───── DATA EXCERPTS

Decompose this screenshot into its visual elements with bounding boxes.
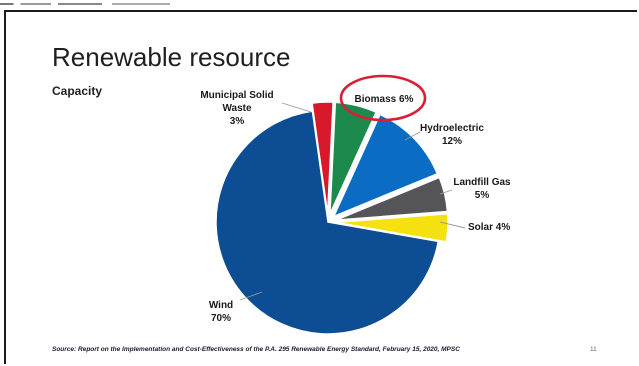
slice-label-solar: Solar 4%: [468, 222, 510, 233]
pie-slice-landfill-gas: [335, 176, 449, 221]
slice-label-municipal-solid-waste: Municipal Solid Waste 3%: [200, 90, 273, 127]
slice-labels: Municipal Solid Waste 3% Biomass 6% Hydroele…: [200, 90, 511, 324]
slice-label-wind: Wind 70%: [209, 300, 233, 324]
biomass-highlight-ring: [339, 74, 427, 122]
leader-line-hydroelectric: [404, 131, 421, 141]
leader-line-municipal-solid-waste: [281, 102, 312, 113]
pie-slice-wind: [215, 110, 440, 335]
source-citation: Source: Report on the Implementation and…: [52, 346, 460, 353]
page-number: 11: [590, 346, 597, 353]
pie-slice-municipal-solid-waste: [311, 101, 334, 215]
slide-subtitle: Capacity: [52, 84, 103, 98]
slice-label-biomass: Biomass 6%: [355, 94, 414, 105]
scan-artifact: [0, 3, 170, 5]
pie-slice-solar: [335, 212, 449, 243]
pie-slice-biomass: [329, 101, 378, 215]
slice-label-hydroelectric: Hydroelectric 12%: [420, 123, 484, 147]
leader-line-solar: [439, 221, 466, 229]
slide-frame: [4, 10, 637, 364]
slide-title: Renewable resource: [52, 42, 291, 72]
pie-slices: [215, 101, 449, 335]
slice-label-landfill-gas: Landfill Gas 5%: [453, 177, 511, 201]
leader-lines: [239, 102, 466, 301]
leader-line-landfill-gas: [439, 189, 453, 195]
leader-line-wind: [239, 291, 263, 301]
pie-slice-hydroelectric: [332, 113, 439, 218]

──────────

WORK TO BE COMPLETED ▸ Can you copy verbatim the lines from the one containing "slice-label-solar: Solar 4%: [468, 222, 510, 233]" through the one containing "pie-slice-solar: [335, 212, 449, 243]", including both?

RESPONSE TO THIS TASK ▸
slice-label-solar: Solar 4%: [468, 222, 510, 233]
pie-slice-landfill-gas: [335, 176, 449, 221]
slice-label-municipal-solid-waste: Municipal Solid Waste 3%: [200, 90, 273, 127]
slice-labels: Municipal Solid Waste 3% Biomass 6% Hydroele…: [200, 90, 511, 324]
slice-label-wind: Wind 70%: [209, 300, 233, 324]
biomass-highlight-ring: [339, 74, 427, 122]
leader-line-hydroelectric: [404, 131, 421, 141]
leader-line-municipal-solid-waste: [281, 102, 312, 113]
pie-slice-wind: [215, 110, 440, 335]
source-citation: Source: Report on the Implementation and…: [52, 346, 460, 353]
page-number: 11: [590, 346, 597, 353]
pie-slice-municipal-solid-waste: [311, 101, 334, 215]
slide-subtitle: Capacity: [52, 84, 103, 98]
slice-label-biomass: Biomass 6%: [355, 94, 414, 105]
scan-artifact: [0, 3, 170, 5]
pie-slice-solar: [335, 212, 449, 243]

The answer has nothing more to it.